> _TASK LIST_
1) Please write out the passage from the text about Bulgaria between "11 hours!?! I" and "out in Silistra.", inclusive.
2) In the text about Bulgaria, what grade did the mentor give for the Bulgarian spoken at the microphone?

> _TEXT TO READ_
*****

The next thing I knew, I was being called to the microphone. A student asked me about why I had chosen to come to Bulgaria, what I liked about it, and what my zodiac sign was (I’m learning that many Bulgarians are big fans of astrology). Finally, she said she heard I liked challenges, and she dared me to say something to the student body in Bulgarian. I repeated my well-rehearsed line much to the amusement of the students. I’m sure my pronunciation was terrible, but I made the students laugh and applaud, so mission accomplished! I would later ask my mentor what grade he would give me for my Bulgarian. “B+,” he said. I’ll take it!

After the ceremony, we had an abbreviated schedule with 15 minute classes. I had a brief opportunity to introduce myself in each class, but the majority of the time was spent taking attendance and completing paper work. More on some of my first teaching experiences next time!

Journey to Silistra!

Journey to Silistra!

11 hours!?! I was shocked when my mentor Valentin told me how long it had taken him to reach Sofia. Bulgaria is a small country (roughly the size of Tennessee), so I hadn’t expected such a long journey to reach my new town. Now I was starting to understand why the Fulbright Commissioners had expressed some concern about placing an ETA all the way out in Silistra.

Anticipating the long trip, Valentin and I got an early start on the last day of orientation. We made our way to Sofia’s central train station, purchased our tickets, and stocked up on snacks for the day. As I lugged my huge duffel bags around, I realized once again how terrible a job I did packing…luggage with wheels would have been smart. I was surprised by how little information was available at bus and train stations. Valentin had to run from place to place to figure out when our train departed, which cart we were supposed to sit in, and what track we’d be on. I’ve noticed this several times in Bulgaria. Schedules are out of date or simply unavailable, and changes/cancellations happen frequently with little to no communication. It’s no wonder Bulgarians have such a “go with the flow” mentality!

*****

> _EXTRACTED ENTRIES_
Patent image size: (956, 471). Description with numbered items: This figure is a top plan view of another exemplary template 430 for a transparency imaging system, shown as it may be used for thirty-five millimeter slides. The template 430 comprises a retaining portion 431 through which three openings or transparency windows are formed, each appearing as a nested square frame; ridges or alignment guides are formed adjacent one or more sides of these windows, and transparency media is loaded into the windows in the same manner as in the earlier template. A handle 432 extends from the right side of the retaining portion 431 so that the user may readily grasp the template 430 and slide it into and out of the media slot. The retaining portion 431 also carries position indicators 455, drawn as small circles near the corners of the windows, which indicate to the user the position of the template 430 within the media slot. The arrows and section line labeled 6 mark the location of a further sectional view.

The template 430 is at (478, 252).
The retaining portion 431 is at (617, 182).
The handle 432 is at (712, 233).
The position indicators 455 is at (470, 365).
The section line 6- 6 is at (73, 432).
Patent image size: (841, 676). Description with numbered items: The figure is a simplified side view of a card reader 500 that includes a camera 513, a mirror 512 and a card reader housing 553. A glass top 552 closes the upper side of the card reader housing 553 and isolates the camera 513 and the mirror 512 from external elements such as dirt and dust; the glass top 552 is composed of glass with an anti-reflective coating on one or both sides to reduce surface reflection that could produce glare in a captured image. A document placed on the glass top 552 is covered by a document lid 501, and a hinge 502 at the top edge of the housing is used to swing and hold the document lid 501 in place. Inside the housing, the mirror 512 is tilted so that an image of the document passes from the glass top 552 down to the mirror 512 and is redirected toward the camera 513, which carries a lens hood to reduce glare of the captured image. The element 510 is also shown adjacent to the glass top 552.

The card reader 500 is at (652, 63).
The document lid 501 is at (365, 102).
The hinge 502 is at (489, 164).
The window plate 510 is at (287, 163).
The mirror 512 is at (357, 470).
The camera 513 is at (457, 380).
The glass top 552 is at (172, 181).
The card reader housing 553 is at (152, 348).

*****

> _TASK RESPONSES_
1)
11 hours!?! I was shocked when my mentor Valentin told me how long it had taken him to reach Sofia. Bulgaria is a small country (roughly the size of Tennessee), so I hadn’t expected such a long journey to reach my new town. Now I was starting to understand why the Fulbright Commissioners had expressed some concern about placing an ETA all the way out in Silistra.

2) B+